(Saved data entries)
________

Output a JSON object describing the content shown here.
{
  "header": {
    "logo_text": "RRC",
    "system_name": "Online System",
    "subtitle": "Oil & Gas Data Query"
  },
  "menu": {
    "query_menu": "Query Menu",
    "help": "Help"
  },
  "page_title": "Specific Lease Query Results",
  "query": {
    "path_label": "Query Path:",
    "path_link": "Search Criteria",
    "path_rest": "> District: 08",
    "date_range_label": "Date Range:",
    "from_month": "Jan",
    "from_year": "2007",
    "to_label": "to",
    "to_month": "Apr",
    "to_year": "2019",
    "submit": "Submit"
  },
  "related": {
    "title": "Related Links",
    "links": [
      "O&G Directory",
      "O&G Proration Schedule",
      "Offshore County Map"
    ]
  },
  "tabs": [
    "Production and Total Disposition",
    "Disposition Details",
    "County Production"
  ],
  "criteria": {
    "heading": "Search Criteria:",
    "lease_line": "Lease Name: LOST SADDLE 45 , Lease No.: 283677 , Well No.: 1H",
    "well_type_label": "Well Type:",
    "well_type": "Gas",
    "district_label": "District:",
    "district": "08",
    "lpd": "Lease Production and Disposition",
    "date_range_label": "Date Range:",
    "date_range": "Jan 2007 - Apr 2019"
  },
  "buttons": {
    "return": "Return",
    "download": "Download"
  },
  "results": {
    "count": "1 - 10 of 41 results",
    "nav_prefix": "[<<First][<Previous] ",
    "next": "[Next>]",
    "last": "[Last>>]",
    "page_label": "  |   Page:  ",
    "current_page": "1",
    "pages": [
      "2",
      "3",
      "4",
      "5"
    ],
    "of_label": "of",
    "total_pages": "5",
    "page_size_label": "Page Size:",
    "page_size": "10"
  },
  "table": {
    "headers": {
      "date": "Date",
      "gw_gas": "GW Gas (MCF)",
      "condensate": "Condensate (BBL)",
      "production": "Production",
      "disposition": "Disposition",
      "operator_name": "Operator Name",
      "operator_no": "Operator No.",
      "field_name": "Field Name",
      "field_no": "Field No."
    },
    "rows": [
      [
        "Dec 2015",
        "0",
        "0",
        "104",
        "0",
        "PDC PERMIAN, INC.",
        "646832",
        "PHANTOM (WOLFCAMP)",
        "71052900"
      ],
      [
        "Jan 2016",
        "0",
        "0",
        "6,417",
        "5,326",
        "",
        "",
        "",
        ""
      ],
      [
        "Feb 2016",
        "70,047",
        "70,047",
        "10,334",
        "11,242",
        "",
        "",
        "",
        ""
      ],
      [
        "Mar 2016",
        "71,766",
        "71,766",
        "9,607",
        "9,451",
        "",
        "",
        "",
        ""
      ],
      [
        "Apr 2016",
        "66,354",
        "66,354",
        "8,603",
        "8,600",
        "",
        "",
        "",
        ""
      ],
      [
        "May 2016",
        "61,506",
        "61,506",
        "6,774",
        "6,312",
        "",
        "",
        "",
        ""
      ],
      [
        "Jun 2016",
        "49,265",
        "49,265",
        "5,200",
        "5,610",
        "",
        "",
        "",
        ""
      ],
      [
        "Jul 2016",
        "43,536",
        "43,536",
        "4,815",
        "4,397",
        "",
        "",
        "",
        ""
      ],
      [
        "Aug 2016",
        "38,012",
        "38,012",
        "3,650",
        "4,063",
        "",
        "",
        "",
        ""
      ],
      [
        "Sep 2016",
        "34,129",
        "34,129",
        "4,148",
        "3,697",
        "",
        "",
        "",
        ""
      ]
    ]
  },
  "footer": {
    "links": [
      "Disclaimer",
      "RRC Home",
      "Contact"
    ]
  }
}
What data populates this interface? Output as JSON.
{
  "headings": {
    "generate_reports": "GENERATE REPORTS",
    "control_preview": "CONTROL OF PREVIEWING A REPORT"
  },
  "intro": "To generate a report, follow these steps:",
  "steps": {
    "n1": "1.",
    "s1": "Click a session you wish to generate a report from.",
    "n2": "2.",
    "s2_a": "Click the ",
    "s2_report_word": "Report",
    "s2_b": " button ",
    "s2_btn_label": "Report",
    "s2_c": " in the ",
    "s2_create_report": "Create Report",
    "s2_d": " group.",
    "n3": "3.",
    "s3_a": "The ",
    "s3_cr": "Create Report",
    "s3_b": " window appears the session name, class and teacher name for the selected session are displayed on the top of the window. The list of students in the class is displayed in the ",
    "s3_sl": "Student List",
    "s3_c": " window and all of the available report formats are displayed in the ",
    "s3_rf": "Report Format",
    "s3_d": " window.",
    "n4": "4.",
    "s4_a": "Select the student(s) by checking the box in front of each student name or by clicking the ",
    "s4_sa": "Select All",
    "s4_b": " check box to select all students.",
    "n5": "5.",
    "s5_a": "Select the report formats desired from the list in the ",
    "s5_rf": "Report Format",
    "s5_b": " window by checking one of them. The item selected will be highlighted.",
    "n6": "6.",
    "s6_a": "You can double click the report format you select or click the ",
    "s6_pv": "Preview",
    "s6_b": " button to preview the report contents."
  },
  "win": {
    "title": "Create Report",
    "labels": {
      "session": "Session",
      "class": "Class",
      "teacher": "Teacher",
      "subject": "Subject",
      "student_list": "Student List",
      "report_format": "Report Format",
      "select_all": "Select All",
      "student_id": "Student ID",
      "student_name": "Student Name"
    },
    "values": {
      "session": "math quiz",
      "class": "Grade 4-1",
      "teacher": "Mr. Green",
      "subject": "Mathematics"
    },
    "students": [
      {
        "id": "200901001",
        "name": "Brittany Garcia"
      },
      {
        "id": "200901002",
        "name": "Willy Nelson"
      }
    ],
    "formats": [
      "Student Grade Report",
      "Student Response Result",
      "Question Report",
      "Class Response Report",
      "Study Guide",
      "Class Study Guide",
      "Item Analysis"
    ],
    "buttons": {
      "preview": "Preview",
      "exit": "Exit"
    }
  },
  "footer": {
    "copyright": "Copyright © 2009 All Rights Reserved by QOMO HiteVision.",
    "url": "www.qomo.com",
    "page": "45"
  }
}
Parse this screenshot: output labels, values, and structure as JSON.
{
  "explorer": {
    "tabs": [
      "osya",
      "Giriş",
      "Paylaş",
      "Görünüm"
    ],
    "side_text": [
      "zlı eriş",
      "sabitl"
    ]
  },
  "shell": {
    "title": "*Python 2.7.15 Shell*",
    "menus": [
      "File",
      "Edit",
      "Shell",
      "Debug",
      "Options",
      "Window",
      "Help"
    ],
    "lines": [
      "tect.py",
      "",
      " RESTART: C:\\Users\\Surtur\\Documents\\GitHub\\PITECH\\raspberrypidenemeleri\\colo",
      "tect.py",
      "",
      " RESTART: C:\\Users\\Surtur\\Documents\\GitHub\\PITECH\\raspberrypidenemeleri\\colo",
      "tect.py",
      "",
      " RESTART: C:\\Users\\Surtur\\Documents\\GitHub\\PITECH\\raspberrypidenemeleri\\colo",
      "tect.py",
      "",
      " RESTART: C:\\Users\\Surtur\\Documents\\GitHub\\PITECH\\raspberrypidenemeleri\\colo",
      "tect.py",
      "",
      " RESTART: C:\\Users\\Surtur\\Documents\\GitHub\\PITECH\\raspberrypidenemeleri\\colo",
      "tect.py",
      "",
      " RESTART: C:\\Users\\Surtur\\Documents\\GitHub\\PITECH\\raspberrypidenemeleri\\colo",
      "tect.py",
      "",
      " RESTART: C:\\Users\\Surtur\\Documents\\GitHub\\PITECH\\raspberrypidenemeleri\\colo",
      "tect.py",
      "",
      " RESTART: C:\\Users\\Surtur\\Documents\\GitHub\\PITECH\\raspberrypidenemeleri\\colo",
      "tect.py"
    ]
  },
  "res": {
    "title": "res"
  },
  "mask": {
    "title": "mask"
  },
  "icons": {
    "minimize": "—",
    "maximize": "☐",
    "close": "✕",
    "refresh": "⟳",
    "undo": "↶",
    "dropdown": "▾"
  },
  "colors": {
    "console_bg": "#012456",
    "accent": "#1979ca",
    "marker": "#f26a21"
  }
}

________

TASK REQUIREMENTS = Lines containing the word "JSON" are to be counted in the listing; state their number alone.

OUTPUT BELOW = 3